Обнови отрывок текста об общественном договоре от слов «Таким образом, в» до слов «объединяться в сообщества.» включительно и приведи его целиком, заменив «античных мыслителей» на «древних мыслителей».
╭─ Исходный текст
Идеи общественного договора присутствуют в произведениях ещё одного афинянина – Эпикура (342–271 гг. до н.э.), согласно которому «справедливость не существует сама по себе; это – договор о том, чтобы не причинять и не терпеть вреда, заключённый при общении людей и всегда применительно к тем местам, где он заключается» [13, с. 323]. Тем самым Эпикур признавал, что главная задача государства – обеспечение взаимной безопасности граждан в определенном месте и времени, реализация которой возможна только при условии достижения согласия в обществе.

Таким образом, в основе ОД и общественного согласия, по мнению античных мыслителей, лежала справедливость. Однако само понятие справедливости у них существенно разнилось. Для одних справедливость заключалась в жёстком разделении труда и необходимости придерживаться этого разделения, тогда как другие воспринимали справедливость как согласие, достигаемое в обществе при относительном равенстве его членов. Кроме того, согласие в античности выступало как государствообразующее понятие и было обусловлено необходимостью людей объединяться в сообщества.

3.2. Средневековье. Учения древнегреческих философов во многом нашли своё отражение в трудах римских мыслителей, однако с закатом античности культурно–философские традиции практически полностью слились с религиозными воззрениями и на смену учению о человеке пришло учение о Боге. В это время идеи ОД практически не развивались, а если и рассматривались, то применительно к светскому, а значит, временному и не требующему серьёзного изучения, государству [14]. Несмотря на это в эпоху Средневековья можно обнаружить примеры существования ОД, одной из специфических разновидностей которых является Новгородская контора [1] Ганзейского союза, просуществовавшего почти 500 лет с конца XII по XVII века.

Ганзейский союз был крупнейшим объединением вначале торговцев, а после и городов, участвовавших в международной торговле. У него было четыре крупных представительства (в Лондоне, Брюгге, Великом Новгороде и Бергене), филиалы которых можно было встретить в любых портах мира. Старейшая из четырёх контор, Новгородская, была основана в начале XIII в. Eё основной задачей являлось обеспечение безопасности купцов, создание благоприятных условий для торговли и контроль за соблюдением законов [15].
╰─
╭─ Показанный материал
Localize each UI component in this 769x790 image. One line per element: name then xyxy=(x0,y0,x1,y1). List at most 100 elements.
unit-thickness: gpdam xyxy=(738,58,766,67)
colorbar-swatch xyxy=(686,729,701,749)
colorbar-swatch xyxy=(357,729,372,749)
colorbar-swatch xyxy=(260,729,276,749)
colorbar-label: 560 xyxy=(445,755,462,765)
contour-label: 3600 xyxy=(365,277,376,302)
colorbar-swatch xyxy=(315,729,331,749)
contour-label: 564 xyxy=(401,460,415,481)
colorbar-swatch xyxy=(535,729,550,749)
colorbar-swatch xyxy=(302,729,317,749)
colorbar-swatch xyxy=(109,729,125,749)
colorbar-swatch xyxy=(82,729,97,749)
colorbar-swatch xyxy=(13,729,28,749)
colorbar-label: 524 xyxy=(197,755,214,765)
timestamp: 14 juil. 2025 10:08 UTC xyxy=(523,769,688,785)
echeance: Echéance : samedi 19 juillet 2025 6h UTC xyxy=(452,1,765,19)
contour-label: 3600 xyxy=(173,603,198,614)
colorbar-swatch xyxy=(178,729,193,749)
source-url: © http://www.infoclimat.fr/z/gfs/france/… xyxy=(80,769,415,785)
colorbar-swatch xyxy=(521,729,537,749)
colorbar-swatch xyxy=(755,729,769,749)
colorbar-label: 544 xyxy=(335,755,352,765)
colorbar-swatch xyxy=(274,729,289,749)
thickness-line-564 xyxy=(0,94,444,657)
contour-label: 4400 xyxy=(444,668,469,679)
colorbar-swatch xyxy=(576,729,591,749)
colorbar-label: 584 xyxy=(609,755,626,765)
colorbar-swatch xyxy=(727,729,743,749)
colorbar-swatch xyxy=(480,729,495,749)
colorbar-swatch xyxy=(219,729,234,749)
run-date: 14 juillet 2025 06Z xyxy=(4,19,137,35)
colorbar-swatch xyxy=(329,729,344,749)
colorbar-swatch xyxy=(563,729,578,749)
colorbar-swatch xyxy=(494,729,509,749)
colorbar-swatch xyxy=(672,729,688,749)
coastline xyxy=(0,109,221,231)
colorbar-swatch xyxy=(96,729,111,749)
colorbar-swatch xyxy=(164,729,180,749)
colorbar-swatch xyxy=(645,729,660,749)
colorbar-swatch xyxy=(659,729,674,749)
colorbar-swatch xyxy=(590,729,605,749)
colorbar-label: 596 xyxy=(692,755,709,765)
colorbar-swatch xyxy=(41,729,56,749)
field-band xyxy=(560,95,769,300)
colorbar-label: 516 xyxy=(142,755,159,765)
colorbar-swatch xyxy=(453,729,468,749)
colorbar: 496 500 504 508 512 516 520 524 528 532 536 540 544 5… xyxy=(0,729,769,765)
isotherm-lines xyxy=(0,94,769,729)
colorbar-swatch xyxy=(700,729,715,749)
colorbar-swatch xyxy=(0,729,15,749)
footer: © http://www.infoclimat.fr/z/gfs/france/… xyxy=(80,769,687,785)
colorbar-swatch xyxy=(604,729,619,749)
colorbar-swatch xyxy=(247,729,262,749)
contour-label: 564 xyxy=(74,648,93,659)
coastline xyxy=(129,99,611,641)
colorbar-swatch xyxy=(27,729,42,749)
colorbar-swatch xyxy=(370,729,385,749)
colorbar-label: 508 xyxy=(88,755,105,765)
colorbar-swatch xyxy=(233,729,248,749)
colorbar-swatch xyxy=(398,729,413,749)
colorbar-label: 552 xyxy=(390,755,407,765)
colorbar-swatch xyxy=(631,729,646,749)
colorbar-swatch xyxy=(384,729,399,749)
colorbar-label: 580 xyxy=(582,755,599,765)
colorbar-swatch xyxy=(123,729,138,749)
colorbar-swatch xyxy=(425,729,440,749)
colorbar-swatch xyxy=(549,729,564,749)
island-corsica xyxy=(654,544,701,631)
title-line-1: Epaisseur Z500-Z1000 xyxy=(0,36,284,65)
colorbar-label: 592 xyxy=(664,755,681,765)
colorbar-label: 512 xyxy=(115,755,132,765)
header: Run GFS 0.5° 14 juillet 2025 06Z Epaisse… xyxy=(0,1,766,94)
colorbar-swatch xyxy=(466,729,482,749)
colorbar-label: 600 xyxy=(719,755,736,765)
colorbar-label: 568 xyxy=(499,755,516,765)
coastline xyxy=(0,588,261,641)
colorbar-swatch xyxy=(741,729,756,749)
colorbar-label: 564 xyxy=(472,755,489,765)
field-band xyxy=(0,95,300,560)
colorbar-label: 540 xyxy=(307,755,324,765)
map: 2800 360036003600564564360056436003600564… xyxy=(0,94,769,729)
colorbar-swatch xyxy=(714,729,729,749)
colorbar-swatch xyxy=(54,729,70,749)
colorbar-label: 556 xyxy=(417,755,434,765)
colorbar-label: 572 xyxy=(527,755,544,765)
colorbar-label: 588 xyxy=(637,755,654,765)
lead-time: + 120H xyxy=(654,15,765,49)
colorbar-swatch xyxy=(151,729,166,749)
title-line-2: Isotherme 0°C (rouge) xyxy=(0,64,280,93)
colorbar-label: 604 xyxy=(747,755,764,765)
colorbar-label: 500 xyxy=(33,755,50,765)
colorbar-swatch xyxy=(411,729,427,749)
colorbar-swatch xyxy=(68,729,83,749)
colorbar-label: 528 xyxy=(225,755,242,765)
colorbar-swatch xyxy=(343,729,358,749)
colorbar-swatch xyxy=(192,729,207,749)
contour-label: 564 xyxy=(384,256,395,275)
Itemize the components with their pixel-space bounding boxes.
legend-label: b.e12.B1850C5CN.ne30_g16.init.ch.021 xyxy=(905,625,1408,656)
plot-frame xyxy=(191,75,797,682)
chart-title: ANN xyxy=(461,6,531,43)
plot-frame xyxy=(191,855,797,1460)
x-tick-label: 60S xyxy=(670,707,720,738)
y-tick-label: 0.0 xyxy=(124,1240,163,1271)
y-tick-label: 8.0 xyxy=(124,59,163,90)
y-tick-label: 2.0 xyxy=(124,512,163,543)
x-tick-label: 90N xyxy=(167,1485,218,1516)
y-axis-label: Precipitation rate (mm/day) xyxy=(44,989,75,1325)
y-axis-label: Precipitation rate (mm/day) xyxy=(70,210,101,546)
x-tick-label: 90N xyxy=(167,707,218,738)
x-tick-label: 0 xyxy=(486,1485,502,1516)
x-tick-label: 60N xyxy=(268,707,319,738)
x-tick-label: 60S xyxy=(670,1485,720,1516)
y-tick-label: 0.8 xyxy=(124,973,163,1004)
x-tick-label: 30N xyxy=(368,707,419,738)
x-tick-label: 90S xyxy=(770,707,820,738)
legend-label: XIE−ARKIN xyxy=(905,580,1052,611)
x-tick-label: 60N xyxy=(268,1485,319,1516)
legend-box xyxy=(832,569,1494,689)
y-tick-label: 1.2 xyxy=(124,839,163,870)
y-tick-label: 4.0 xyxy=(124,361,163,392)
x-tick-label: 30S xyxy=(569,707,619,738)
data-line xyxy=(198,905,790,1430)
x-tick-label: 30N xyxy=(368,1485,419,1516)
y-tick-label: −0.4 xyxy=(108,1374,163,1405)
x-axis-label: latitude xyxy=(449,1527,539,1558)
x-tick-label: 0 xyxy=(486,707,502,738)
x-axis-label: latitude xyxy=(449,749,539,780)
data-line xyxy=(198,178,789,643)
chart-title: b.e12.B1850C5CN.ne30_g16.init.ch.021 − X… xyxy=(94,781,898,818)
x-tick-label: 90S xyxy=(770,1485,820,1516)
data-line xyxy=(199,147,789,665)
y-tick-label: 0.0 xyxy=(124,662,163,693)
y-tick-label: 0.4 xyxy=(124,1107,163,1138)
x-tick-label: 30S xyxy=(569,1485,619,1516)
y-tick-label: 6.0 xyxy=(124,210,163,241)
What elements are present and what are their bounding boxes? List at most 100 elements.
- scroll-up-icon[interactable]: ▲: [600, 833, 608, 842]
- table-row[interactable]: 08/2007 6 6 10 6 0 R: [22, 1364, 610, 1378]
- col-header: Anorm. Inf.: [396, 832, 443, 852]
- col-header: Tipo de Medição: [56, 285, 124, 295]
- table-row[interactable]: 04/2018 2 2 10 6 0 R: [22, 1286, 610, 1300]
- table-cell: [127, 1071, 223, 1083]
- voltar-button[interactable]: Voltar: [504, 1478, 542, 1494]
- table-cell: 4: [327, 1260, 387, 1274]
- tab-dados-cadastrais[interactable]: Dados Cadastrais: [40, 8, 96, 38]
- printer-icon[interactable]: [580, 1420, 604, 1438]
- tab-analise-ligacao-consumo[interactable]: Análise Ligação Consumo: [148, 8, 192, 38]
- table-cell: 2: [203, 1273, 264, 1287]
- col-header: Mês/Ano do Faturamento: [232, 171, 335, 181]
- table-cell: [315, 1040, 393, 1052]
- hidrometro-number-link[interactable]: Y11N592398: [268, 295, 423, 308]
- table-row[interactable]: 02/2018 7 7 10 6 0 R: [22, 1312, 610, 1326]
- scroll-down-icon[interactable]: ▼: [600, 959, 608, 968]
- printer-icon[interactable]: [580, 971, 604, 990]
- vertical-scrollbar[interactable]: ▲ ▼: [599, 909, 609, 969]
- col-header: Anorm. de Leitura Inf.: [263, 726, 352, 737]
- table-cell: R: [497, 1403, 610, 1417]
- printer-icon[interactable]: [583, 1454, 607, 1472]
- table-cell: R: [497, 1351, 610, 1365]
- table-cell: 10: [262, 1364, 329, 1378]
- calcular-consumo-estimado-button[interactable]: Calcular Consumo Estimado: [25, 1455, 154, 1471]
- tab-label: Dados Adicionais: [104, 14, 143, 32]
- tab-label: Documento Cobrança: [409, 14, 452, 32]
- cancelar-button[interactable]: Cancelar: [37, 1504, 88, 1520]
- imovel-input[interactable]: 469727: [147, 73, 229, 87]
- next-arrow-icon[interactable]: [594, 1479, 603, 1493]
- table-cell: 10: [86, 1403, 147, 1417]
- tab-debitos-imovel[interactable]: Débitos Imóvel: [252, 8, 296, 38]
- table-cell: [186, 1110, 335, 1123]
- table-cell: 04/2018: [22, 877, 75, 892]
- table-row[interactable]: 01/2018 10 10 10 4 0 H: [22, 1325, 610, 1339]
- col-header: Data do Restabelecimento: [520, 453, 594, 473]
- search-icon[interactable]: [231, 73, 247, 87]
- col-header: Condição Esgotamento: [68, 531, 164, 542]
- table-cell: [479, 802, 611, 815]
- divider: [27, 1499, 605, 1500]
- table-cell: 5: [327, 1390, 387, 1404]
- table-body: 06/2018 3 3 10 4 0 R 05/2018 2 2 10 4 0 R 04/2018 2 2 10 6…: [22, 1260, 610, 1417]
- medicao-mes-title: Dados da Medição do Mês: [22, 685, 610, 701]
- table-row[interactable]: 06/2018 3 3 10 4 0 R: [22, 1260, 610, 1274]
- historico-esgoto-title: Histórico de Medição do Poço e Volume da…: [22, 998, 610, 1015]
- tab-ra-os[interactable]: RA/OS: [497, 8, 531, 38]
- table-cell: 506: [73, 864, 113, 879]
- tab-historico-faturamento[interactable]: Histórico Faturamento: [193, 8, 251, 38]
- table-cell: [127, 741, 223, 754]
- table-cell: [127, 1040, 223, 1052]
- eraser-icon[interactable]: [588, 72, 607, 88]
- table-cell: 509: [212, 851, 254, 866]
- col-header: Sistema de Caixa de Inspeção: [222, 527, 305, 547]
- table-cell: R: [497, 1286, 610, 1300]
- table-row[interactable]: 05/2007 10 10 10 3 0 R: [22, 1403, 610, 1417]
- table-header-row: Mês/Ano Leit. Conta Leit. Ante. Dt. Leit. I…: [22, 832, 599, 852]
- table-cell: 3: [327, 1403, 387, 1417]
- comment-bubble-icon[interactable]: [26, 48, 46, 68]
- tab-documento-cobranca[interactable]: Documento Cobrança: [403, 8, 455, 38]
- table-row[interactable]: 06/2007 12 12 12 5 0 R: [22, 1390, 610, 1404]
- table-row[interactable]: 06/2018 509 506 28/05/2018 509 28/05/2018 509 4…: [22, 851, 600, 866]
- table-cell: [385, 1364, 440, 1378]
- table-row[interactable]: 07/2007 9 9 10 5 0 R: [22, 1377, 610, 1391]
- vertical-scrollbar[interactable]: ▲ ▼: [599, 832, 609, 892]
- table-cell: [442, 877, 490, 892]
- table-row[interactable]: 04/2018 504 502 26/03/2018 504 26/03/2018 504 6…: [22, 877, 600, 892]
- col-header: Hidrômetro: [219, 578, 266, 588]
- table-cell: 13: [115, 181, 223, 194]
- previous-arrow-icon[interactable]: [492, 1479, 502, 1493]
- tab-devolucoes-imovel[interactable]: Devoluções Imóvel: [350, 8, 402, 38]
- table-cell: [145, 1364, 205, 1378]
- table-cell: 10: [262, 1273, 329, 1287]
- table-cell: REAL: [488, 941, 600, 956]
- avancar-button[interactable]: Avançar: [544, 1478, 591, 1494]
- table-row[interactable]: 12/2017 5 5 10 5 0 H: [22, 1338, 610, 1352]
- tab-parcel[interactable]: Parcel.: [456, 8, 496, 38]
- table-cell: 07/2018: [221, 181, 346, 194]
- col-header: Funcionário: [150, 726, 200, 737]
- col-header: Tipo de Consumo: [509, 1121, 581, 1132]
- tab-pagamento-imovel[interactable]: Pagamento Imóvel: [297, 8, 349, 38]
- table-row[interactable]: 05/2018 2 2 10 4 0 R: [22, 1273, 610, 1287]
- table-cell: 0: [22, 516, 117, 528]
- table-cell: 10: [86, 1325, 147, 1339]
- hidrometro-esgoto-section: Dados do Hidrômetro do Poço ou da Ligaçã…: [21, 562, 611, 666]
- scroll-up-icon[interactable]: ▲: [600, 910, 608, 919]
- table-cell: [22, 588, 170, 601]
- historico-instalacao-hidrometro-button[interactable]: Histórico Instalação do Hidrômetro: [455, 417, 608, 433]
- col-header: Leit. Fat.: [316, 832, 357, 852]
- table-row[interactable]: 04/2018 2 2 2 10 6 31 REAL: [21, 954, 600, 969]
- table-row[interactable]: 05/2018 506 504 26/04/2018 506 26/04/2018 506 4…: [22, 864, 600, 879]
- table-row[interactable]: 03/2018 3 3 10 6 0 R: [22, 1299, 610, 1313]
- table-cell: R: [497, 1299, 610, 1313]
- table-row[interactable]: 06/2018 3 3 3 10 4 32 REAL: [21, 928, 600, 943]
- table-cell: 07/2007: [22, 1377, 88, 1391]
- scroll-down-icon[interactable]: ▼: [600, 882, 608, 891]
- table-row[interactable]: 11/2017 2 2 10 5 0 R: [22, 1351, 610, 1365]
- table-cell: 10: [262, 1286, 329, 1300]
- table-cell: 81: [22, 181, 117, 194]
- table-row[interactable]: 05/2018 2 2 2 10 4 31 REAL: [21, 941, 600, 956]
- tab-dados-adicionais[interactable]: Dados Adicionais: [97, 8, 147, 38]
╰─
* Результат задания:
Таким образом, в основе ОД и общественного согласия, по мнению древних мыслителей, лежала справедливость. Однако само понятие справедливости у них существенно разнилось. Для одних справедливость заключалась в жёстком разделении труда и необходимости придерживаться этого разделения, тогда как другие воспринимали справедливость как согласие, достигаемое в обществе при относительном равенстве его членов. Кроме того, согласие в античности выступало как государствообразующее понятие и было обусловлено необходимостью людей объединяться в сообщества.